:: What this task involves ::
From the records below, copy every line that contains the word "정사각형".

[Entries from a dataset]
• • •

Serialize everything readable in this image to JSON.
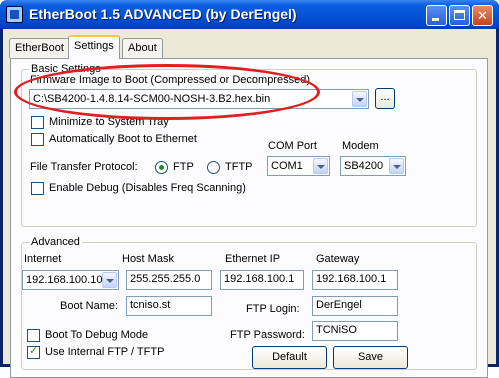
{
  "window": {
    "title": "EtherBoot 1.5 ADVANCED (by DerEngel)"
  },
  "tabs": [
    {
      "label": "EtherBoot"
    },
    {
      "label": "Settings"
    },
    {
      "label": "About"
    }
  ],
  "basic_settings": {
    "title": "Basic Settings",
    "firmware_label": "Firmware Image to Boot (Compressed or Decompressed)",
    "firmware_value": "C:\\SB4200-1.4.8.14-SCM00-NOSH-3.B2.hex.bin",
    "browse_label": "...",
    "minimize_label": "Minimize to System Tray",
    "minimize_checked": false,
    "auto_boot_label": "Automatically Boot to Ethernet",
    "auto_boot_checked": false,
    "com_port_label": "COM Port",
    "com_port_value": "COM1",
    "modem_label": "Modem",
    "modem_value": "SB4200",
    "protocol_label": "File Transfer Protocol:",
    "ftp_label": "FTP",
    "tftp_label": "TFTP",
    "selected_protocol": "FTP",
    "debug_label": "Enable Debug (Disables Freq Scanning)",
    "debug_checked": false
  },
  "advanced": {
    "title": "Advanced",
    "internet_label": "Internet",
    "internet_value": "192.168.100.10",
    "host_mask_label": "Host Mask",
    "host_mask_value": "255.255.255.0",
    "ethernet_ip_label": "Ethernet IP",
    "ethernet_ip_value": "192.168.100.1",
    "gateway_label": "Gateway",
    "gateway_value": "192.168.100.1",
    "boot_name_label": "Boot Name:",
    "boot_name_value": "tcniso.st",
    "ftp_login_label": "FTP Login:",
    "ftp_login_value": "DerEngel",
    "ftp_password_label": "FTP Password:",
    "ftp_password_value": "TCNiSO",
    "debug_mode_label": "Boot To Debug Mode",
    "debug_mode_checked": false,
    "internal_ftp_label": "Use Internal FTP / TFTP",
    "internal_ftp_checked": true,
    "default_button": "Default",
    "save_button": "Save"
  },
  "annotation_color": "#e02020"
}
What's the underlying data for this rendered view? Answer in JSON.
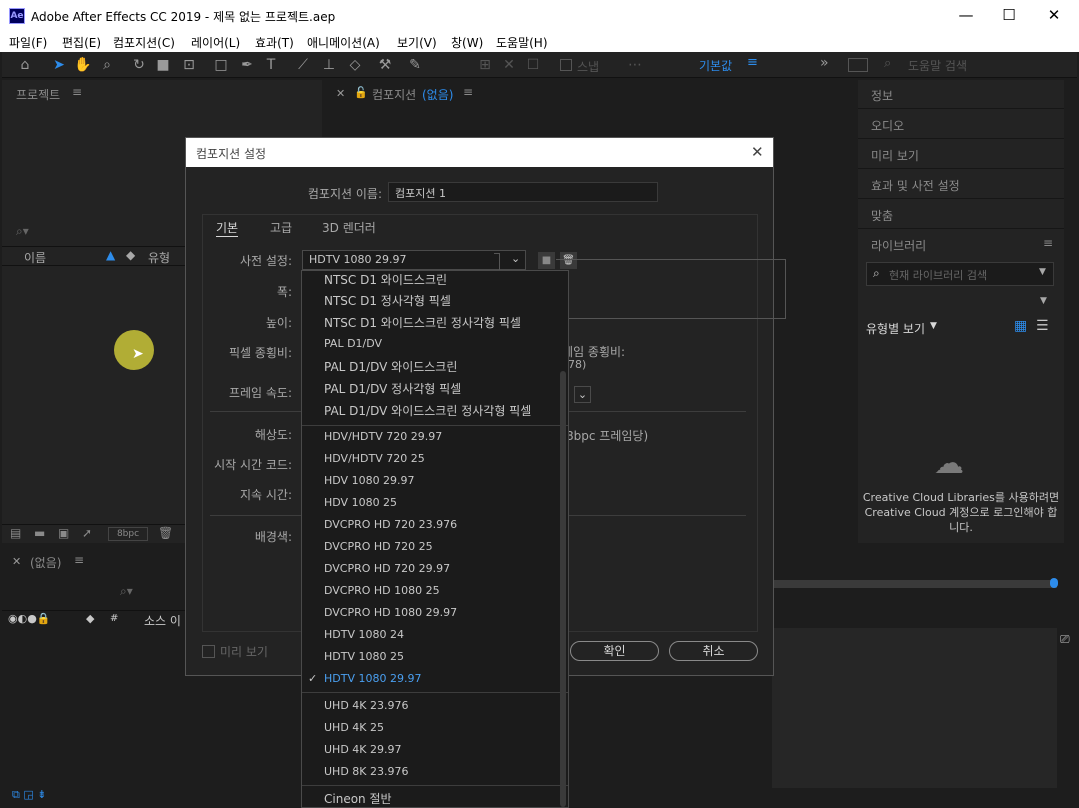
{
  "app": {
    "logo": "Ae",
    "title": "Adobe After Effects CC 2019 - 제목 없는 프로젝트.aep"
  },
  "window_controls": {
    "minimize": "—",
    "maximize": "☐",
    "close": "✕"
  },
  "menu": [
    "파일(F)",
    "편집(E)",
    "컴포지션(C)",
    "레이어(L)",
    "효과(T)",
    "애니메이션(A)",
    "보기(V)",
    "창(W)",
    "도움말(H)"
  ],
  "toolbar": {
    "snap": "스냅",
    "workspace": "기본값",
    "search_placeholder": "도움말 검색"
  },
  "project_panel": {
    "title": "프로젝트",
    "col_name": "이름",
    "col_type": "유형",
    "bpc": "8bpc"
  },
  "comp_panel": {
    "title": "컴포지션",
    "title_accent": "(없음)"
  },
  "right_panel": {
    "items": [
      "정보",
      "오디오",
      "미리 보기",
      "효과 및 사전 설정",
      "맞춤"
    ],
    "library": "라이브러리",
    "library_search": "현재 라이브러리 검색",
    "view_by_type": "유형별 보기",
    "cc_message": "Creative Cloud Libraries를 사용하려면 Creative Cloud 계정으로 로그인해야 합니다."
  },
  "timeline": {
    "title": "(없음)",
    "col_num": "#",
    "col_source": "소스 이"
  },
  "dialog": {
    "title": "컴포지션 설정",
    "comp_name_label": "컴포지션 이름:",
    "comp_name_value": "컴포지션 1",
    "tabs": [
      "기본",
      "고급",
      "3D 렌더러"
    ],
    "preset_label": "사전 설정:",
    "preset_value": "HDTV 1080 29.97",
    "width_label": "폭:",
    "height_label": "높이:",
    "par_label": "픽셀 종횡비:",
    "fps_label": "프레임 속도:",
    "resolution_label": "해상도:",
    "start_tc_label": "시작 시간 코드:",
    "duration_label": "지속 시간:",
    "bg_label": "배경색:",
    "aspect_partial": "프레임 종횡비:",
    "aspect_value_partial": "78)",
    "resolution_partial": "8bpc 프레임당)",
    "preview_label": "미리 보기",
    "ok": "확인",
    "cancel": "취소"
  },
  "dropdown": {
    "group1": [
      "NTSC D1 와이드스크린",
      "NTSC D1 정사각형 픽셀",
      "NTSC D1 와이드스크린 정사각형 픽셀",
      "PAL D1/DV",
      "PAL D1/DV 와이드스크린",
      "PAL D1/DV 정사각형 픽셀",
      "PAL D1/DV 와이드스크린 정사각형 픽셀"
    ],
    "group2": [
      "HDV/HDTV 720 29.97",
      "HDV/HDTV 720 25",
      "HDV 1080 29.97",
      "HDV 1080 25",
      "DVCPRO HD 720 23.976",
      "DVCPRO HD 720 25",
      "DVCPRO HD 720 29.97",
      "DVCPRO HD 1080 25",
      "DVCPRO HD 1080 29.97",
      "HDTV 1080 24",
      "HDTV 1080 25",
      "HDTV 1080 29.97"
    ],
    "group3": [
      "UHD 4K 23.976",
      "UHD 4K 25",
      "UHD 4K 29.97",
      "UHD 8K 23.976"
    ],
    "group4": [
      "Cineon 절반"
    ],
    "selected": "HDTV 1080 29.97",
    "check": "✓"
  },
  "colors": {
    "accent": "#2d8ceb",
    "selected_text": "#4a9ff0",
    "cursor_highlight": "#d4d03a"
  }
}
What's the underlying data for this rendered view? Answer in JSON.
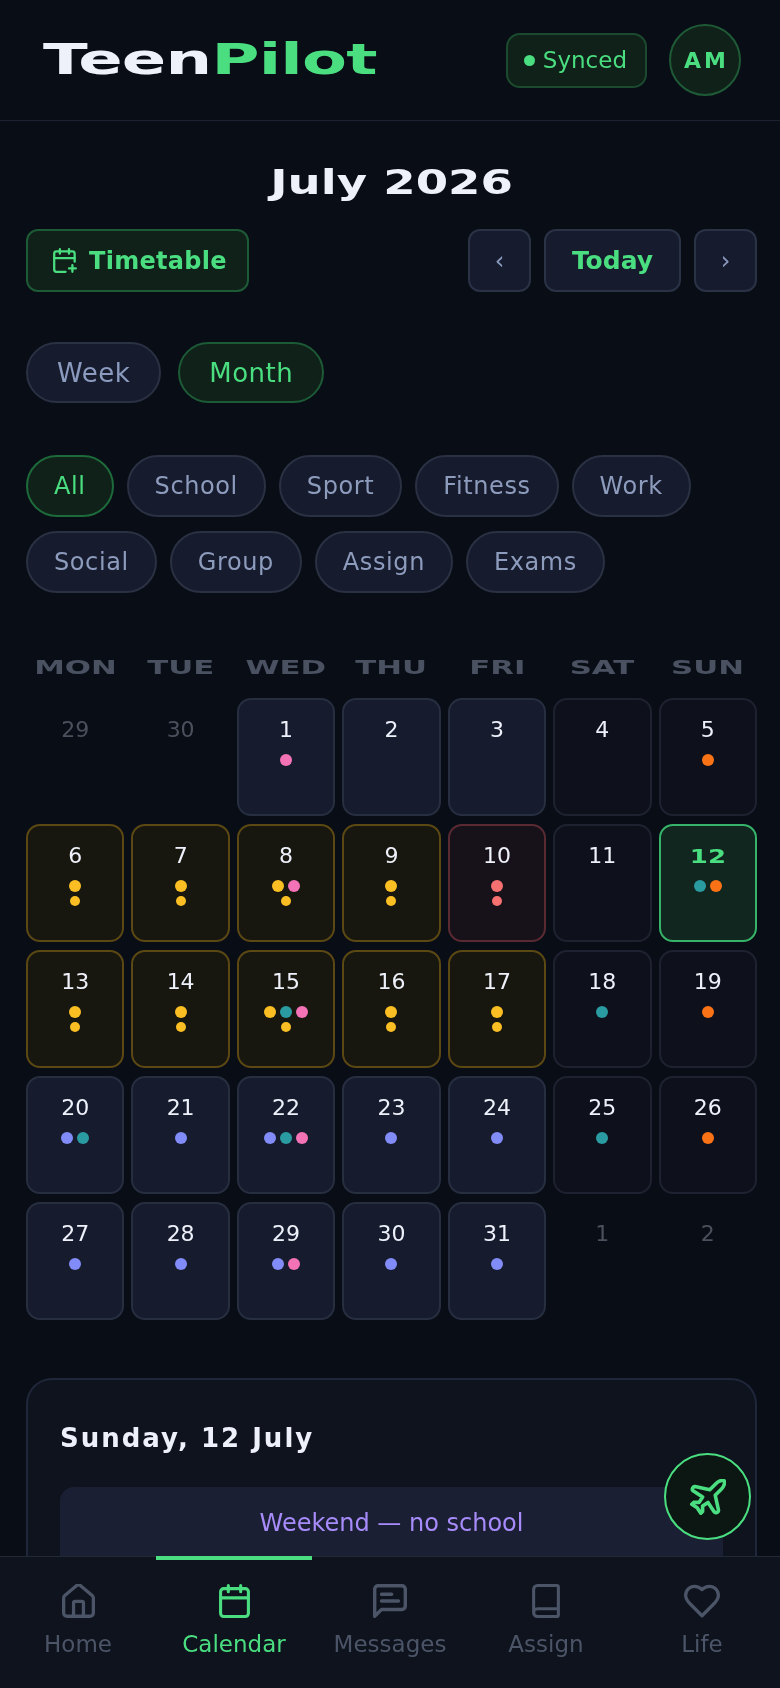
{
  "header": {
    "logo": {
      "first": "Teen",
      "second": "Pilot"
    },
    "sync_badge": {
      "label": "Synced"
    },
    "avatar": {
      "initials": "AM"
    }
  },
  "month_title": "July 2026",
  "toolbar": {
    "timetable_button": "Timetable",
    "prev_button": "‹",
    "today_button": "Today",
    "next_button": "›"
  },
  "view_toggle": [
    {
      "label": "Week",
      "selected": false
    },
    {
      "label": "Month",
      "selected": true
    }
  ],
  "filters": [
    {
      "label": "All",
      "selected": true
    },
    {
      "label": "School",
      "selected": false
    },
    {
      "label": "Sport",
      "selected": false
    },
    {
      "label": "Fitness",
      "selected": false
    },
    {
      "label": "Work",
      "selected": false
    },
    {
      "label": "Social",
      "selected": false
    },
    {
      "label": "Group",
      "selected": false
    },
    {
      "label": "Assign",
      "selected": false
    },
    {
      "label": "Exams",
      "selected": false
    }
  ],
  "calendar": {
    "weekdays": [
      "MON",
      "TUE",
      "WED",
      "THU",
      "FRI",
      "SAT",
      "SUN"
    ],
    "days": [
      {
        "label": "29",
        "kind": "outside",
        "selected": false
      },
      {
        "label": "30",
        "kind": "outside",
        "selected": false
      },
      {
        "label": "1",
        "kind": "weekday",
        "selected": false,
        "dots": [
          {
            "color": "#f472b6"
          }
        ]
      },
      {
        "label": "2",
        "kind": "weekday",
        "selected": false
      },
      {
        "label": "3",
        "kind": "weekday",
        "selected": false
      },
      {
        "label": "4",
        "kind": "weekend",
        "selected": false
      },
      {
        "label": "5",
        "kind": "weekend",
        "selected": false,
        "dots": [
          {
            "color": "#f97316"
          }
        ]
      },
      {
        "label": "6",
        "kind": "marked",
        "selected": false,
        "dots": [
          {
            "color": "#fbbf24"
          }
        ],
        "lower_dots": [
          {
            "color": "#fbbf24"
          }
        ]
      },
      {
        "label": "7",
        "kind": "marked",
        "selected": false,
        "dots": [
          {
            "color": "#fbbf24"
          }
        ],
        "lower_dots": [
          {
            "color": "#fbbf24"
          }
        ]
      },
      {
        "label": "8",
        "kind": "marked",
        "selected": false,
        "dots": [
          {
            "color": "#fbbf24"
          },
          {
            "color": "#f472b6"
          }
        ],
        "lower_dots": [
          {
            "color": "#fbbf24"
          }
        ]
      },
      {
        "label": "9",
        "kind": "marked",
        "selected": false,
        "dots": [
          {
            "color": "#fbbf24"
          }
        ],
        "lower_dots": [
          {
            "color": "#fbbf24"
          }
        ]
      },
      {
        "label": "10",
        "kind": "alert",
        "selected": false,
        "dots": [
          {
            "color": "#f87171"
          }
        ],
        "lower_dots": [
          {
            "color": "#f87171"
          }
        ]
      },
      {
        "label": "11",
        "kind": "weekend",
        "selected": false
      },
      {
        "label": "12",
        "kind": "weekend",
        "selected": true,
        "dots": [
          {
            "color": "#2a9ba1"
          },
          {
            "color": "#f97316"
          }
        ]
      },
      {
        "label": "13",
        "kind": "marked",
        "selected": false,
        "dots": [
          {
            "color": "#fbbf24"
          }
        ],
        "lower_dots": [
          {
            "color": "#fbbf24"
          }
        ]
      },
      {
        "label": "14",
        "kind": "marked",
        "selected": false,
        "dots": [
          {
            "color": "#fbbf24"
          }
        ],
        "lower_dots": [
          {
            "color": "#fbbf24"
          }
        ]
      },
      {
        "label": "15",
        "kind": "marked",
        "selected": false,
        "dots": [
          {
            "color": "#fbbf24"
          },
          {
            "color": "#2a9ba1"
          },
          {
            "color": "#f472b6"
          }
        ],
        "lower_dots": [
          {
            "color": "#fbbf24"
          }
        ]
      },
      {
        "label": "16",
        "kind": "marked",
        "selected": false,
        "dots": [
          {
            "color": "#fbbf24"
          }
        ],
        "lower_dots": [
          {
            "color": "#fbbf24"
          }
        ]
      },
      {
        "label": "17",
        "kind": "marked",
        "selected": false,
        "dots": [
          {
            "color": "#fbbf24"
          }
        ],
        "lower_dots": [
          {
            "color": "#fbbf24"
          }
        ]
      },
      {
        "label": "18",
        "kind": "weekend",
        "selected": false,
        "dots": [
          {
            "color": "#2a9ba1"
          }
        ]
      },
      {
        "label": "19",
        "kind": "weekend",
        "selected": false,
        "dots": [
          {
            "color": "#f97316"
          }
        ]
      },
      {
        "label": "20",
        "kind": "weekday",
        "selected": false,
        "dots": [
          {
            "color": "#818cf8"
          },
          {
            "color": "#2a9ba1"
          }
        ]
      },
      {
        "label": "21",
        "kind": "weekday",
        "selected": false,
        "dots": [
          {
            "color": "#818cf8"
          }
        ]
      },
      {
        "label": "22",
        "kind": "weekday",
        "selected": false,
        "dots": [
          {
            "color": "#818cf8"
          },
          {
            "color": "#2a9ba1"
          },
          {
            "color": "#f472b6"
          }
        ]
      },
      {
        "label": "23",
        "kind": "weekday",
        "selected": false,
        "dots": [
          {
            "color": "#818cf8"
          }
        ]
      },
      {
        "label": "24",
        "kind": "weekday",
        "selected": false,
        "dots": [
          {
            "color": "#818cf8"
          }
        ]
      },
      {
        "label": "25",
        "kind": "weekend",
        "selected": false,
        "dots": [
          {
            "color": "#2a9ba1"
          }
        ]
      },
      {
        "label": "26",
        "kind": "weekend",
        "selected": false,
        "dots": [
          {
            "color": "#f97316"
          }
        ]
      },
      {
        "label": "27",
        "kind": "weekday",
        "selected": false,
        "dots": [
          {
            "color": "#818cf8"
          }
        ]
      },
      {
        "label": "28",
        "kind": "weekday",
        "selected": false,
        "dots": [
          {
            "color": "#818cf8"
          }
        ]
      },
      {
        "label": "29",
        "kind": "weekday",
        "selected": false,
        "dots": [
          {
            "color": "#818cf8"
          },
          {
            "color": "#f472b6"
          }
        ]
      },
      {
        "label": "30",
        "kind": "weekday",
        "selected": false,
        "dots": [
          {
            "color": "#818cf8"
          }
        ]
      },
      {
        "label": "31",
        "kind": "weekday",
        "selected": false,
        "dots": [
          {
            "color": "#818cf8"
          }
        ]
      },
      {
        "label": "1",
        "kind": "outside",
        "selected": false
      },
      {
        "label": "2",
        "kind": "outside",
        "selected": false
      }
    ]
  },
  "day_detail": {
    "title": "Sunday, 12 July",
    "note": "Weekend — no school"
  },
  "bottom_nav": [
    {
      "label": "Home",
      "selected": false
    },
    {
      "label": "Calendar",
      "selected": true
    },
    {
      "label": "Messages",
      "selected": false
    },
    {
      "label": "Assign",
      "selected": false
    },
    {
      "label": "Life",
      "selected": false
    }
  ]
}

• • •

:: Exercise solution ::
      "NTSC D1 정사각형 픽셀",
      "NTSC D1 와이드스크린 정사각형 픽셀",
      "PAL D1/DV 정사각형 픽셀",
      "PAL D1/DV 와이드스크린 정사각형 픽셀"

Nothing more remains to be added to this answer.